--- Stored records ---
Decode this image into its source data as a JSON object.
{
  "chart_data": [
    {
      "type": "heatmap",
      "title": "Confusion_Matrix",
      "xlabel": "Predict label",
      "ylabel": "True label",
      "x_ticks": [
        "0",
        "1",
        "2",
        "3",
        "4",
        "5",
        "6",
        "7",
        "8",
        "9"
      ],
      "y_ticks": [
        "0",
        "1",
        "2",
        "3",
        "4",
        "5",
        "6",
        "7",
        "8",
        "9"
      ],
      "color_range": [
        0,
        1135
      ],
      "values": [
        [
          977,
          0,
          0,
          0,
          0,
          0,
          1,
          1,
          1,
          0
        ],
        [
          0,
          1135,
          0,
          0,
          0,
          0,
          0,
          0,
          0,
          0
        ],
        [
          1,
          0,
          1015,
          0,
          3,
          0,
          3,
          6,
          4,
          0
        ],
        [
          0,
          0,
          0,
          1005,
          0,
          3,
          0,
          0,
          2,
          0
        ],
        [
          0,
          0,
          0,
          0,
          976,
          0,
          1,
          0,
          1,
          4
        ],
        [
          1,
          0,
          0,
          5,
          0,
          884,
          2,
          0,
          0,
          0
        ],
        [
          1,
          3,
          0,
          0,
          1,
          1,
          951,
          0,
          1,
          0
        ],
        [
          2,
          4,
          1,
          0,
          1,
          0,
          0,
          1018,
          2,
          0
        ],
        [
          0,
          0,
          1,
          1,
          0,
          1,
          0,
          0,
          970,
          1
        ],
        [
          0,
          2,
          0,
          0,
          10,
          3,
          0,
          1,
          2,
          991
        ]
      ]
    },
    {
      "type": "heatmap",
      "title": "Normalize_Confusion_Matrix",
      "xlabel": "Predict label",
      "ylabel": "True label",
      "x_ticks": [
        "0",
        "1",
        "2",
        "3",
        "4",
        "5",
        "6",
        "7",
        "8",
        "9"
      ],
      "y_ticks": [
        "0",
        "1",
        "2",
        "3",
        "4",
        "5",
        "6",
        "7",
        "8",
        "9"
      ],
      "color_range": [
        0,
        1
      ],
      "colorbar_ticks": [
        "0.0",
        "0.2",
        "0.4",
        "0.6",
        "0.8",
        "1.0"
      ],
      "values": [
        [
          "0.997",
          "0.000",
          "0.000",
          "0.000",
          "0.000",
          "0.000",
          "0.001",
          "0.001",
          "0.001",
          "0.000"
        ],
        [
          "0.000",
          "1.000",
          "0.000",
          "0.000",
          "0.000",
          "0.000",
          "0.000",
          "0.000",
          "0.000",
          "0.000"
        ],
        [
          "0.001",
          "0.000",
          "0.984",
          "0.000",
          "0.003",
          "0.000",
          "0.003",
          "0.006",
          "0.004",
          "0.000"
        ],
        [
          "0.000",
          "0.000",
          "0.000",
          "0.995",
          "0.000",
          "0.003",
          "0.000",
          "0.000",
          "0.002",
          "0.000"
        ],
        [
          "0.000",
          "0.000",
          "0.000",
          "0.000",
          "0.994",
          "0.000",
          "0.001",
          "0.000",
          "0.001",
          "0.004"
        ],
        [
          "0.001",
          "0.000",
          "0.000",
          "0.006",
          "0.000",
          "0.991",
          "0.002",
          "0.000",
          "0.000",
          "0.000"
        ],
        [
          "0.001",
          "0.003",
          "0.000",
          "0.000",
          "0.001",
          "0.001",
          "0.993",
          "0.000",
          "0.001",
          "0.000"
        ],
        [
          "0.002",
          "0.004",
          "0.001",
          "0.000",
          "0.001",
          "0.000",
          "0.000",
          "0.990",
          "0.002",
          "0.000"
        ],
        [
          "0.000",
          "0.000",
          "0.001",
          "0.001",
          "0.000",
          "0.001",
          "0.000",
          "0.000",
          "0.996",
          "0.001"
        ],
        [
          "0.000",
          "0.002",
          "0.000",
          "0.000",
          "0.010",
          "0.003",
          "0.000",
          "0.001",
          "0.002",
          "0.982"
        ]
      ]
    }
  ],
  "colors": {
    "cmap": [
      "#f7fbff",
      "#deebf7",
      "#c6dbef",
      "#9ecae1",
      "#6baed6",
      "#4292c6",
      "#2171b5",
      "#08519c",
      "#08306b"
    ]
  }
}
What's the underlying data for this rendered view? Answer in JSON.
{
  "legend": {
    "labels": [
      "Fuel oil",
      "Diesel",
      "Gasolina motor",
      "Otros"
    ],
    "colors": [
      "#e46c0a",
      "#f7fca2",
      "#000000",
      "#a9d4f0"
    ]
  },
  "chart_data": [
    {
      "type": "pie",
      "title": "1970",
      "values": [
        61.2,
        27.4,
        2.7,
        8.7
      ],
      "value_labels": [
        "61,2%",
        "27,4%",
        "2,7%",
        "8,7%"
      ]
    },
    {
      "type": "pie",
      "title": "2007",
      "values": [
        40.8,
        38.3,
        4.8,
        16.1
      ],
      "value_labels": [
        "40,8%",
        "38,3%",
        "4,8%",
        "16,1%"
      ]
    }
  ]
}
---
Your instructions: Copy in full each line that holds the word "title".

Final result:
      "title": "Confusion_Matrix",
      "title": "Normalize_Confusion_Matrix",
      "title": "1970",
      "title": "2007",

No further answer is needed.